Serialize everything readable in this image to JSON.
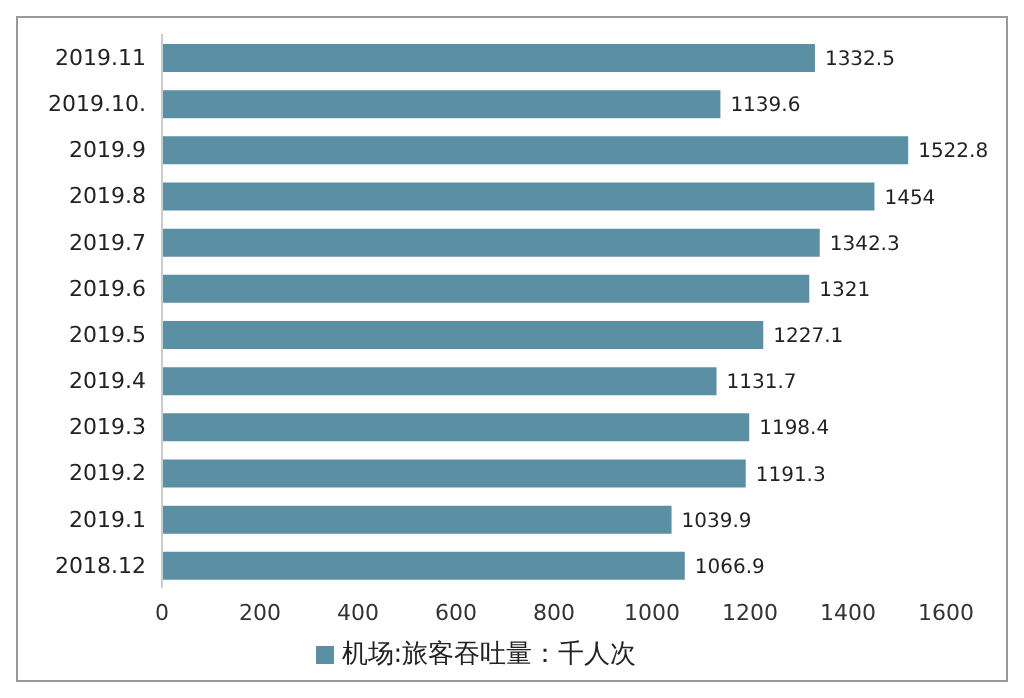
{
  "chart_data": {
    "type": "bar",
    "orientation": "horizontal",
    "categories": [
      "2019.11",
      "2019.10.",
      "2019.9",
      "2019.8",
      "2019.7",
      "2019.6",
      "2019.5",
      "2019.4",
      "2019.3",
      "2019.2",
      "2019.1",
      "2018.12"
    ],
    "series": [
      {
        "name": "机场:旅客吞吐量：千人次",
        "color": "#5b8fa3",
        "values": [
          1332.5,
          1139.6,
          1522.8,
          1454,
          1342.3,
          1321,
          1227.1,
          1131.7,
          1198.4,
          1191.3,
          1039.9,
          1066.9
        ]
      }
    ],
    "xlim": [
      0,
      1600
    ],
    "xticks": [
      0,
      200,
      400,
      600,
      800,
      1000,
      1200,
      1400,
      1600
    ],
    "data_labels": true,
    "legend": "bottom",
    "grid": false
  }
}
⁂
Using the data above, write out every line exactly, leaving the images behind.

Serialize everything readable in this image to JSON.
{
  "chart_data": {
    "type": "bar",
    "orientation": "horizontal",
    "categories": [
      "2019.11",
      "2019.10.",
      "2019.9",
      "2019.8",
      "2019.7",
      "2019.6",
      "2019.5",
      "2019.4",
      "2019.3",
      "2019.2",
      "2019.1",
      "2018.12"
    ],
    "series": [
      {
        "name": "机场:旅客吞吐量：千人次",
        "color": "#5b8fa3",
        "values": [
          1332.5,
          1139.6,
          1522.8,
          1454,
          1342.3,
          1321,
          1227.1,
          1131.7,
          1198.4,
          1191.3,
          1039.9,
          1066.9
        ]
      }
    ],
    "xlim": [
      0,
      1600
    ],
    "xticks": [
      0,
      200,
      400,
      600,
      800,
      1000,
      1200,
      1400,
      1600
    ],
    "data_labels": true,
    "legend": "bottom",
    "grid": false
  }
}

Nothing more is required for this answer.